Start of Entries shown
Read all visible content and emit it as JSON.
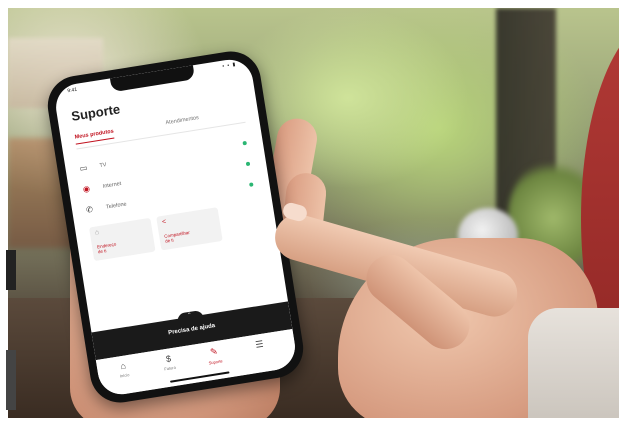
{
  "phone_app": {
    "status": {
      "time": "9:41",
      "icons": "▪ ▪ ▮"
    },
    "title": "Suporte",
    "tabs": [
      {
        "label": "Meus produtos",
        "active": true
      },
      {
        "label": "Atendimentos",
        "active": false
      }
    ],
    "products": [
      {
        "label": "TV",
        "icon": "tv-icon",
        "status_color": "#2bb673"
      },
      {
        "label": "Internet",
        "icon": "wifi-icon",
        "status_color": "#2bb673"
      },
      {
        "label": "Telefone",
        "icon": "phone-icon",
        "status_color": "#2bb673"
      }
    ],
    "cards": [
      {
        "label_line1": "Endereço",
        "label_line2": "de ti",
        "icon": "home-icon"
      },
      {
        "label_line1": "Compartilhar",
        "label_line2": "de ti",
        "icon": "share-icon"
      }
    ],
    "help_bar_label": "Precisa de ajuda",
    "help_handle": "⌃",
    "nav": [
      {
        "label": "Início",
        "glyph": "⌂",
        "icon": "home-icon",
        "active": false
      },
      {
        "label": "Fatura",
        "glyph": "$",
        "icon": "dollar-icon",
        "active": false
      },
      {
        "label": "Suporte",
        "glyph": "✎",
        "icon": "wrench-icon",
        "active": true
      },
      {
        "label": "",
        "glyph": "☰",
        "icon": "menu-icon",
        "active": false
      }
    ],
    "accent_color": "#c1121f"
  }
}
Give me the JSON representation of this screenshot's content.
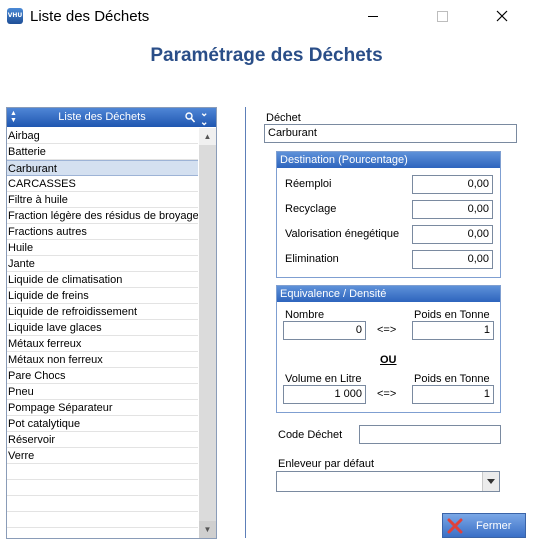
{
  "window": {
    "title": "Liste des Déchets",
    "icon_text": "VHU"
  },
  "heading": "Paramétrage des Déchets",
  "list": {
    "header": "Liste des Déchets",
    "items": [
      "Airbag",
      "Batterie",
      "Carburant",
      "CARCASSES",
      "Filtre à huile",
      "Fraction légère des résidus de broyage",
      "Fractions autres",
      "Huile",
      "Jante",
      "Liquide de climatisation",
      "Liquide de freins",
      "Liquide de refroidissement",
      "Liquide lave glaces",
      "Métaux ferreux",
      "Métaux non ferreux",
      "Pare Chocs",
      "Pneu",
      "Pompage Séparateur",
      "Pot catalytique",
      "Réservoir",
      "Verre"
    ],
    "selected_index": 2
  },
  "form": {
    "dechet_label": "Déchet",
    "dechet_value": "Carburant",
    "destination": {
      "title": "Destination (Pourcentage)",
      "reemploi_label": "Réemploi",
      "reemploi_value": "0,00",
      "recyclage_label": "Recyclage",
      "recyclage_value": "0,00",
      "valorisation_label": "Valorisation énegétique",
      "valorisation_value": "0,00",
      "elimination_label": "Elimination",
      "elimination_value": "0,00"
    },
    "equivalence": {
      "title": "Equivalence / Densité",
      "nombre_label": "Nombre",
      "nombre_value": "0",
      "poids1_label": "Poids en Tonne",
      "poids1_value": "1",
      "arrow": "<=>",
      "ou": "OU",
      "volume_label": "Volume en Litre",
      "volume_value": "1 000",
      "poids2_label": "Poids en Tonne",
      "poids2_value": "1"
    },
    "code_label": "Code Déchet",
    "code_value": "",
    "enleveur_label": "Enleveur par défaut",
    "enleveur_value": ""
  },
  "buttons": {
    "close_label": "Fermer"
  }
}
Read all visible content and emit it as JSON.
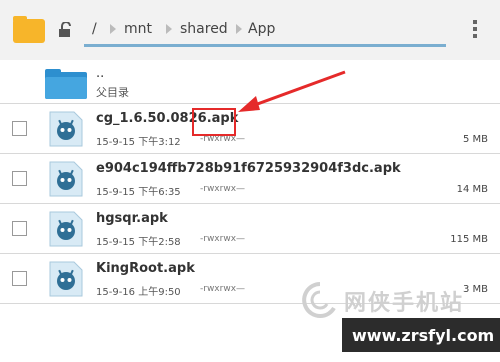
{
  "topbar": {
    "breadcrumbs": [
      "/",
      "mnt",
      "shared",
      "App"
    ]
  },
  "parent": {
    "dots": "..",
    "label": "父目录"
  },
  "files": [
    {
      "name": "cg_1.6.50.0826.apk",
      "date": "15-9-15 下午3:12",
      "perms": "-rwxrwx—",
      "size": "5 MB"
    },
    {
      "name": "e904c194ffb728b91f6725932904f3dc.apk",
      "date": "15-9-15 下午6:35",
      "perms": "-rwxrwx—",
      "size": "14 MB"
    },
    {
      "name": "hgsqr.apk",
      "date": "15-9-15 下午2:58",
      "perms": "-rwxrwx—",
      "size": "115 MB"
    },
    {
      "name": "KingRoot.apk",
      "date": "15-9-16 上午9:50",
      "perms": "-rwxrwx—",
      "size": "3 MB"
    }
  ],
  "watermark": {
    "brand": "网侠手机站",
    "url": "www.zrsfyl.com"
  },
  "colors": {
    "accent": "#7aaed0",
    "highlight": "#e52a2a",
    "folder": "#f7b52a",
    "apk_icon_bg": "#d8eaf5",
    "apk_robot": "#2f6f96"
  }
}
End of Entries shown
**Task statement:** Pull every line containing "Liste" from the data.

**Response for this exercise:**
    "title": "Liste des Déchets",
    "header": "Liste des Déchets",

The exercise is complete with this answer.